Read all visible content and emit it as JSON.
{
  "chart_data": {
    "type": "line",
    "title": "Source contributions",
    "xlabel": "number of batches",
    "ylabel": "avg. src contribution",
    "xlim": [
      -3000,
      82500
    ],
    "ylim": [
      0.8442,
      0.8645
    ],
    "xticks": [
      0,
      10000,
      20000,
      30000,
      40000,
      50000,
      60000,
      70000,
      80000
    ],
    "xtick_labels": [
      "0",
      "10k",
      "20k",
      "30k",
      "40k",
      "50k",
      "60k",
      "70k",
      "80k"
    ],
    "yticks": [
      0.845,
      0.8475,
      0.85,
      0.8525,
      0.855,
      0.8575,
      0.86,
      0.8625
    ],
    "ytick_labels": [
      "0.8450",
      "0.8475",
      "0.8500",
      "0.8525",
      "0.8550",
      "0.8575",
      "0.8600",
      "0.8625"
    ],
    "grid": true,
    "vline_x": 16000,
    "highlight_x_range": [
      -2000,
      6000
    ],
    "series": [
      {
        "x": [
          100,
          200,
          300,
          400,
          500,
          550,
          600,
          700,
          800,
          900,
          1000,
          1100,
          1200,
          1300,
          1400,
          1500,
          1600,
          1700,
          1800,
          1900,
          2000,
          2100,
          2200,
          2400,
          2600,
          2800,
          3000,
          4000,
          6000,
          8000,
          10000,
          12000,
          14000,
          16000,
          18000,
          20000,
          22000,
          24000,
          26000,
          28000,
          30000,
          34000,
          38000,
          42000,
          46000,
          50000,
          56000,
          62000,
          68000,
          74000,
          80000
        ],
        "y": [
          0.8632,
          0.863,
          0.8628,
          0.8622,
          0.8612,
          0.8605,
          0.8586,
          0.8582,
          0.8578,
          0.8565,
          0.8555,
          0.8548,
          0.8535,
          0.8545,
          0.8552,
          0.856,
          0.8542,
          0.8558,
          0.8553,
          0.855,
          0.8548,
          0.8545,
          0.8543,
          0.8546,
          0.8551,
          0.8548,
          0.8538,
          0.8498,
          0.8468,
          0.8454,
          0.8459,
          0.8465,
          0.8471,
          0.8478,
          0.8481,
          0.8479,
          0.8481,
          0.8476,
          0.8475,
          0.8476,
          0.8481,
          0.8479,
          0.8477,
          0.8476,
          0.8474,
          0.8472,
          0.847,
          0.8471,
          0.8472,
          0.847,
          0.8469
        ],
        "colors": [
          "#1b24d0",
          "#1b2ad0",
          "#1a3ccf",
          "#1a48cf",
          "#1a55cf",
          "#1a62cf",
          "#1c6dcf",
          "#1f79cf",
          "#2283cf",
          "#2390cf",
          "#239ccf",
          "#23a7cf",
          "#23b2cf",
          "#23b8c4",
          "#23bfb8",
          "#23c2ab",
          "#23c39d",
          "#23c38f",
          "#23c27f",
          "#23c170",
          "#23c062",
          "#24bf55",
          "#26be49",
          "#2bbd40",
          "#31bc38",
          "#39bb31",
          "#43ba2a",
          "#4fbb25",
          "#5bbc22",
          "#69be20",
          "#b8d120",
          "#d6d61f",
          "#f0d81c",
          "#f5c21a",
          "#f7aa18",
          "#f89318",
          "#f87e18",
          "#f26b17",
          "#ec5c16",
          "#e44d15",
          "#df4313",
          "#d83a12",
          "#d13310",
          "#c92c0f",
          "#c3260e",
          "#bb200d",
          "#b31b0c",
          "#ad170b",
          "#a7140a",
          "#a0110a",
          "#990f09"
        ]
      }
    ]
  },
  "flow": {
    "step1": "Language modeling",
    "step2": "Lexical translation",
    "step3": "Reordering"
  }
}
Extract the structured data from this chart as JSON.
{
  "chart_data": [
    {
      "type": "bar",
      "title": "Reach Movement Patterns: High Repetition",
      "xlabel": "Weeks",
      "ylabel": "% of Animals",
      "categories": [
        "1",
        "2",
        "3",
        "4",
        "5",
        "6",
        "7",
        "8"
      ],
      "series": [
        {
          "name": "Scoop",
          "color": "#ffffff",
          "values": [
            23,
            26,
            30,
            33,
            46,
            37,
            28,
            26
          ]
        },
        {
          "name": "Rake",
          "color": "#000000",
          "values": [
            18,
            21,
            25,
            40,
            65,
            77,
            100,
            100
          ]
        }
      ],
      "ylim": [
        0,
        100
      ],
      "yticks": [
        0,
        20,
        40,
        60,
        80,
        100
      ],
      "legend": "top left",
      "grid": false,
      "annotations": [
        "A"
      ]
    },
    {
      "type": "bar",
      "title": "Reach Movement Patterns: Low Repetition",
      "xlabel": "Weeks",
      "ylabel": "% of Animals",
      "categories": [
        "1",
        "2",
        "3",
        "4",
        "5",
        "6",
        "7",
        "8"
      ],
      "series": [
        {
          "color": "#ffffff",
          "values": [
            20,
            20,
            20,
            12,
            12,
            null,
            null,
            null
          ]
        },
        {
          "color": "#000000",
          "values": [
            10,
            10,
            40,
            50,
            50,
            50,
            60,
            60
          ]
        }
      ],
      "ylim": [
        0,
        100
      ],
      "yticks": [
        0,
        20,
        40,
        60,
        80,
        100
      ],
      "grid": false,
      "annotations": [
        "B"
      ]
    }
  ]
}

+++++

Reproduce the whole listing word for word.

Task solution:
Read all visible content and emit it as JSON.
{
  "chart_data": {
    "type": "line",
    "title": "Source contributions",
    "xlabel": "number of batches",
    "ylabel": "avg. src contribution",
    "xlim": [
      -3000,
      82500
    ],
    "ylim": [
      0.8442,
      0.8645
    ],
    "xticks": [
      0,
      10000,
      20000,
      30000,
      40000,
      50000,
      60000,
      70000,
      80000
    ],
    "xtick_labels": [
      "0",
      "10k",
      "20k",
      "30k",
      "40k",
      "50k",
      "60k",
      "70k",
      "80k"
    ],
    "yticks": [
      0.845,
      0.8475,
      0.85,
      0.8525,
      0.855,
      0.8575,
      0.86,
      0.8625
    ],
    "ytick_labels": [
      "0.8450",
      "0.8475",
      "0.8500",
      "0.8525",
      "0.8550",
      "0.8575",
      "0.8600",
      "0.8625"
    ],
    "grid": true,
    "vline_x": 16000,
    "highlight_x_range": [
      -2000,
      6000
    ],
    "series": [
      {
        "x": [
          100,
          200,
          300,
          400,
          500,
          550,
          600,
          700,
          800,
          900,
          1000,
          1100,
          1200,
          1300,
          1400,
          1500,
          1600,
          1700,
          1800,
          1900,
          2000,
          2100,
          2200,
          2400,
          2600,
          2800,
          3000,
          4000,
          6000,
          8000,
          10000,
          12000,
          14000,
          16000,
          18000,
          20000,
          22000,
          24000,
          26000,
          28000,
          30000,
          34000,
          38000,
          42000,
          46000,
          50000,
          56000,
          62000,
          68000,
          74000,
          80000
        ],
        "y": [
          0.8632,
          0.863,
          0.8628,
          0.8622,
          0.8612,
          0.8605,
          0.8586,
          0.8582,
          0.8578,
          0.8565,
          0.8555,
          0.8548,
          0.8535,
          0.8545,
          0.8552,
          0.856,
          0.8542,
          0.8558,
          0.8553,
          0.855,
          0.8548,
          0.8545,
          0.8543,
          0.8546,
          0.8551,
          0.8548,
          0.8538,
          0.8498,
          0.8468,
          0.8454,
          0.8459,
          0.8465,
          0.8471,
          0.8478,
          0.8481,
          0.8479,
          0.8481,
          0.8476,
          0.8475,
          0.8476,
          0.8481,
          0.8479,
          0.8477,
          0.8476,
          0.8474,
          0.8472,
          0.847,
          0.8471,
          0.8472,
          0.847,
          0.8469
        ],
        "colors": [
          "#1b24d0",
          "#1b2ad0",
          "#1a3ccf",
          "#1a48cf",
          "#1a55cf",
          "#1a62cf",
          "#1c6dcf",
          "#1f79cf",
          "#2283cf",
          "#2390cf",
          "#239ccf",
          "#23a7cf",
          "#23b2cf",
          "#23b8c4",
          "#23bfb8",
          "#23c2ab",
          "#23c39d",
          "#23c38f",
          "#23c27f",
          "#23c170",
          "#23c062",
          "#24bf55",
          "#26be49",
          "#2bbd40",
          "#31bc38",
          "#39bb31",
          "#43ba2a",
          "#4fbb25",
          "#5bbc22",
          "#69be20",
          "#b8d120",
          "#d6d61f",
          "#f0d81c",
          "#f5c21a",
          "#f7aa18",
          "#f89318",
          "#f87e18",
          "#f26b17",
          "#ec5c16",
          "#e44d15",
          "#df4313",
          "#d83a12",
          "#d13310",
          "#c92c0f",
          "#c3260e",
          "#bb200d",
          "#b31b0c",
          "#ad170b",
          "#a7140a",
          "#a0110a",
          "#990f09"
        ]
      }
    ]
  },
  "flow": {
    "step1": "Language modeling",
    "step2": "Lexical translation",
    "step3": "Reordering"
  }
}
Extract the structured data from this chart as JSON.
{
  "chart_data": [
    {
      "type": "bar",
      "title": "Reach Movement Patterns: High Repetition",
      "xlabel": "Weeks",
      "ylabel": "% of Animals",
      "categories": [
        "1",
        "2",
        "3",
        "4",
        "5",
        "6",
        "7",
        "8"
      ],
      "series": [
        {
          "name": "Scoop",
          "color": "#ffffff",
          "values": [
            23,
            26,
            30,
            33,
            46,
            37,
            28,
            26
          ]
        },
        {
          "name": "Rake",
          "color": "#000000",
          "values": [
            18,
            21,
            25,
            40,
            65,
            77,
            100,
            100
          ]
        }
      ],
      "ylim": [
        0,
        100
      ],
      "yticks": [
        0,
        20,
        40,
        60,
        80,
        100
      ],
      "legend": "top left",
      "grid": false,
      "annotations": [
        "A"
      ]
    },
    {
      "type": "bar",
      "title": "Reach Movement Patterns: Low Repetition",
      "xlabel": "Weeks",
      "ylabel": "% of Animals",
      "categories": [
        "1",
        "2",
        "3",
        "4",
        "5",
        "6",
        "7",
        "8"
      ],
      "series": [
        {
          "color": "#ffffff",
          "values": [
            20,
            20,
            20,
            12,
            12,
            null,
            null,
            null
          ]
        },
        {
          "color": "#000000",
          "values": [
            10,
            10,
            40,
            50,
            50,
            50,
            60,
            60
          ]
        }
      ],
      "ylim": [
        0,
        100
      ],
      "yticks": [
        0,
        20,
        40,
        60,
        80,
        100
      ],
      "grid": false,
      "annotations": [
        "B"
      ]
    }
  ]
}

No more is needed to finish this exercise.